▶ _ENTRIES PROVIDED_:
▬▬▬▬▬▬
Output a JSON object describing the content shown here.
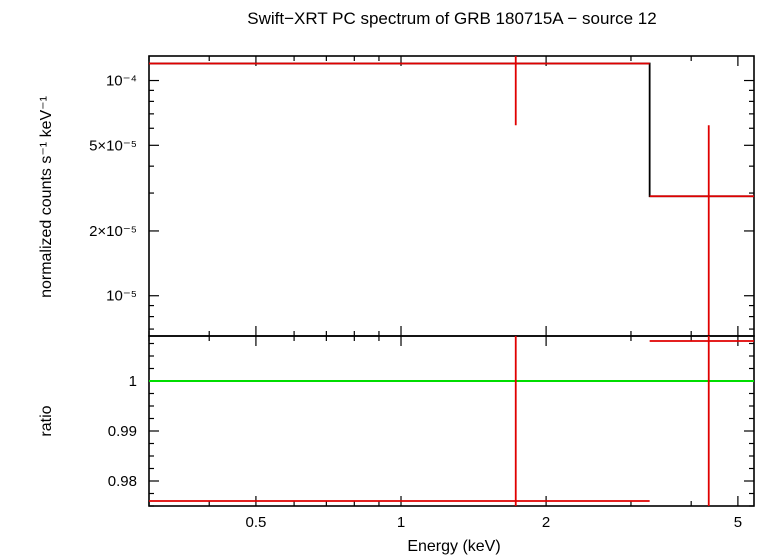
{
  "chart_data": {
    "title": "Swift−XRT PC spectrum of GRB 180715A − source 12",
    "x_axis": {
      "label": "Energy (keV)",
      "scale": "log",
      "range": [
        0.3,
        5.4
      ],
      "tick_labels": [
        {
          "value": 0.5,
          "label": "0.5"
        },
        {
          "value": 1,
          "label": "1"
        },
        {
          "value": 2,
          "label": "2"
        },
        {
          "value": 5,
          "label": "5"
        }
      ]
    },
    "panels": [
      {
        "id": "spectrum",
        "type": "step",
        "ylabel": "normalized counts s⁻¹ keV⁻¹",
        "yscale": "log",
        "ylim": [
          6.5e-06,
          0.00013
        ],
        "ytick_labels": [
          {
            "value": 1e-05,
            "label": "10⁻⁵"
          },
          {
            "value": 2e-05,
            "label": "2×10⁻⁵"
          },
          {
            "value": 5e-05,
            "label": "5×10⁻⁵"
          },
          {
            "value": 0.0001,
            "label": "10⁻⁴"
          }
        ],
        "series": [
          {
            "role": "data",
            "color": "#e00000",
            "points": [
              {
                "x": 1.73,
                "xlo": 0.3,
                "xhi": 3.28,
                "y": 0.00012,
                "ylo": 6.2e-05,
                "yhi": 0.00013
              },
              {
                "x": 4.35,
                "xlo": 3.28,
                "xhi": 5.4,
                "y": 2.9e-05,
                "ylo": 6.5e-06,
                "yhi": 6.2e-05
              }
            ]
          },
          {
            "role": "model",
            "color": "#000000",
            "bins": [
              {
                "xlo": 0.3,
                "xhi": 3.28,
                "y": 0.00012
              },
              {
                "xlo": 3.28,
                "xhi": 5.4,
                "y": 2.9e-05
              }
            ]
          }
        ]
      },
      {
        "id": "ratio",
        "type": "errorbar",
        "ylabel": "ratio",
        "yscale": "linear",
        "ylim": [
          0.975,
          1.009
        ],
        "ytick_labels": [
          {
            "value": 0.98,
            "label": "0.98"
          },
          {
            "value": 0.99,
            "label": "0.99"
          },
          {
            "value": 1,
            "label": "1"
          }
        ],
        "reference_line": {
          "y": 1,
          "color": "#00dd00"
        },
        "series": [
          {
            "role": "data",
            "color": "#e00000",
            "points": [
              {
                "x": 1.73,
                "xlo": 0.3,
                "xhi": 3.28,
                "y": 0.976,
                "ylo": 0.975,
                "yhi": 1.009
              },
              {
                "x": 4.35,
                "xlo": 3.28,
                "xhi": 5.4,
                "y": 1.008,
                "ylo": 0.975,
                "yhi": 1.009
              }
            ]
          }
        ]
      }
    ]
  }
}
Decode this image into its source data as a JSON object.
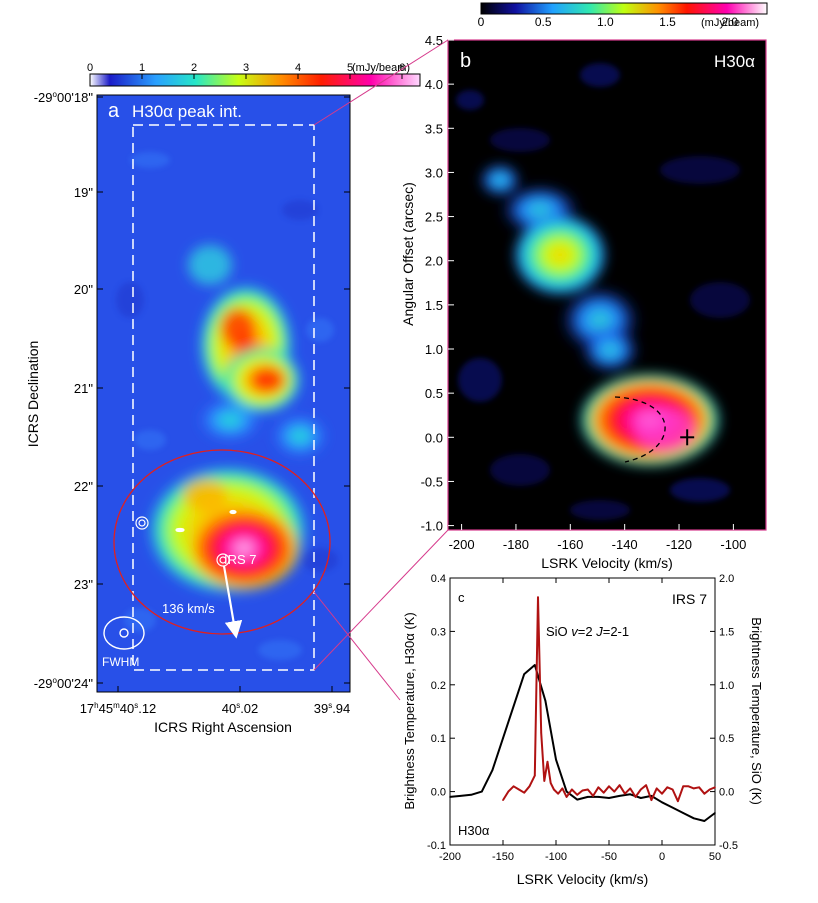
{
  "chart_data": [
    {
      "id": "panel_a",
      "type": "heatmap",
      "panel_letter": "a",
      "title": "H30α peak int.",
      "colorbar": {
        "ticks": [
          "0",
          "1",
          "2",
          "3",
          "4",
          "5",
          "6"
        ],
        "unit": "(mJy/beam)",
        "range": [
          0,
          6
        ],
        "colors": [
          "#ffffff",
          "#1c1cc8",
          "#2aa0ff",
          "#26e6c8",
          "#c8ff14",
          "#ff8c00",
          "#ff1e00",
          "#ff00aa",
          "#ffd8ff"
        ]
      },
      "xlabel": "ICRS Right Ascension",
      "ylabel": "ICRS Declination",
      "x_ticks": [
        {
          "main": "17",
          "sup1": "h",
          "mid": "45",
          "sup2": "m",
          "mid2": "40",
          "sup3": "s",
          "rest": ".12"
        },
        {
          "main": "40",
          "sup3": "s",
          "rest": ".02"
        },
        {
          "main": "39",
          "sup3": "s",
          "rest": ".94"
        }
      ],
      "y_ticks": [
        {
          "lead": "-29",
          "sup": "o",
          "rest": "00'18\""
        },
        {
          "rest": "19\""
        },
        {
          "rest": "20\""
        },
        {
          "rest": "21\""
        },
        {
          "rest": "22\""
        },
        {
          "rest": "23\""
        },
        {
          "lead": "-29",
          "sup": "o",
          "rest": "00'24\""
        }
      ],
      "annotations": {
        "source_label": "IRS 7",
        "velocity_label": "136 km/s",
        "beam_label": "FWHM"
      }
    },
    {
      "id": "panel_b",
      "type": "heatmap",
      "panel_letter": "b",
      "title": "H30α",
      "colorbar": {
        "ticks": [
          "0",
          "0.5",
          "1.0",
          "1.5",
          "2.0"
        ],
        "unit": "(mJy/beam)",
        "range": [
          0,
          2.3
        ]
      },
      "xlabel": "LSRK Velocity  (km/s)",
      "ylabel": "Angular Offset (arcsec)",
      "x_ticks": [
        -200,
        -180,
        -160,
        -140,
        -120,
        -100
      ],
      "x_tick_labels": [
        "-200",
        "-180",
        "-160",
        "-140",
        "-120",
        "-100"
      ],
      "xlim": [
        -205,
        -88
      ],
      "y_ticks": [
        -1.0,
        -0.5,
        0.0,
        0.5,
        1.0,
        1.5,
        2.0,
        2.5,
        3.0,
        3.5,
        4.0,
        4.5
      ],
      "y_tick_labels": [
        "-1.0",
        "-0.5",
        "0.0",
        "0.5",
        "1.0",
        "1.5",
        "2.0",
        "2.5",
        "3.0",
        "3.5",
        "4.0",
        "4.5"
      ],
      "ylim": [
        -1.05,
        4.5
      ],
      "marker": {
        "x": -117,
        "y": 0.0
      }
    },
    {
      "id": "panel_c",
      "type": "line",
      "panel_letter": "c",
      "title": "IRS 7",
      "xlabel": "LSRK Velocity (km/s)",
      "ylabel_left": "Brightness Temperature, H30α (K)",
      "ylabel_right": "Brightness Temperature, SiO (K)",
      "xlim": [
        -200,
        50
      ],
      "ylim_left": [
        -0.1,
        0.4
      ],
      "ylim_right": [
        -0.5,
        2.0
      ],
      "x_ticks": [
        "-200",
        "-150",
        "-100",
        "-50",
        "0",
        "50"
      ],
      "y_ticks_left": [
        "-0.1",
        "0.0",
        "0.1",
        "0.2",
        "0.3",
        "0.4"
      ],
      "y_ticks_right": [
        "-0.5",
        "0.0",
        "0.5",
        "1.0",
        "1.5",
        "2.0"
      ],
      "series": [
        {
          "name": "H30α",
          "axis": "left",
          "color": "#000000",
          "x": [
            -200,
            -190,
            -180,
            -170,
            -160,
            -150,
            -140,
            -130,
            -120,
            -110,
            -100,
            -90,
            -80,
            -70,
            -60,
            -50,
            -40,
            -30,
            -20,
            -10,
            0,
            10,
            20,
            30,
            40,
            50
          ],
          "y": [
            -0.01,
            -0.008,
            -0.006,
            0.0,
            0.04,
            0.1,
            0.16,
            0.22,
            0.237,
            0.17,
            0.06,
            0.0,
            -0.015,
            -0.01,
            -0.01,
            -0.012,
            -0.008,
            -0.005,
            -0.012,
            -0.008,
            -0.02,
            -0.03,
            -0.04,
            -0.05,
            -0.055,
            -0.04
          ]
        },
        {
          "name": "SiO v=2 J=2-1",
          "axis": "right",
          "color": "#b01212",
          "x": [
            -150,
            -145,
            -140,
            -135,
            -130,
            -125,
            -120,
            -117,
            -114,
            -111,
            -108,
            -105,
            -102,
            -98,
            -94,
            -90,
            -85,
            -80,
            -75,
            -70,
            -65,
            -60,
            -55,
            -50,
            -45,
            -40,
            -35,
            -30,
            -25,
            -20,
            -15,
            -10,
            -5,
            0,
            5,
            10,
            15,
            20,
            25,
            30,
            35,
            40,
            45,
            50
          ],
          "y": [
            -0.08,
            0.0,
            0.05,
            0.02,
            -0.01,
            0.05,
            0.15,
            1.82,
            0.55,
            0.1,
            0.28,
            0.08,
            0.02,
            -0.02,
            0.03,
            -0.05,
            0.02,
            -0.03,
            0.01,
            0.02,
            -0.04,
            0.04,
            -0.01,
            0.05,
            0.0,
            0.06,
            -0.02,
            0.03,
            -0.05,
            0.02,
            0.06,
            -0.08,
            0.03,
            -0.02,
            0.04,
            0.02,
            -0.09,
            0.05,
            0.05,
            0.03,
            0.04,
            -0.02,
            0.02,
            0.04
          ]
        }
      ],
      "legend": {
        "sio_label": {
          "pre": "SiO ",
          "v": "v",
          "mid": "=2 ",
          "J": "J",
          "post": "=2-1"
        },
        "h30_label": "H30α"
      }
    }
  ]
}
▬▬▬▬▬▬
▶ _WORK REQUIRED_: Compute how many lines include the string "object", then give that number by itself.

▶ _OUTPUT OF THE EXERCISE_: 2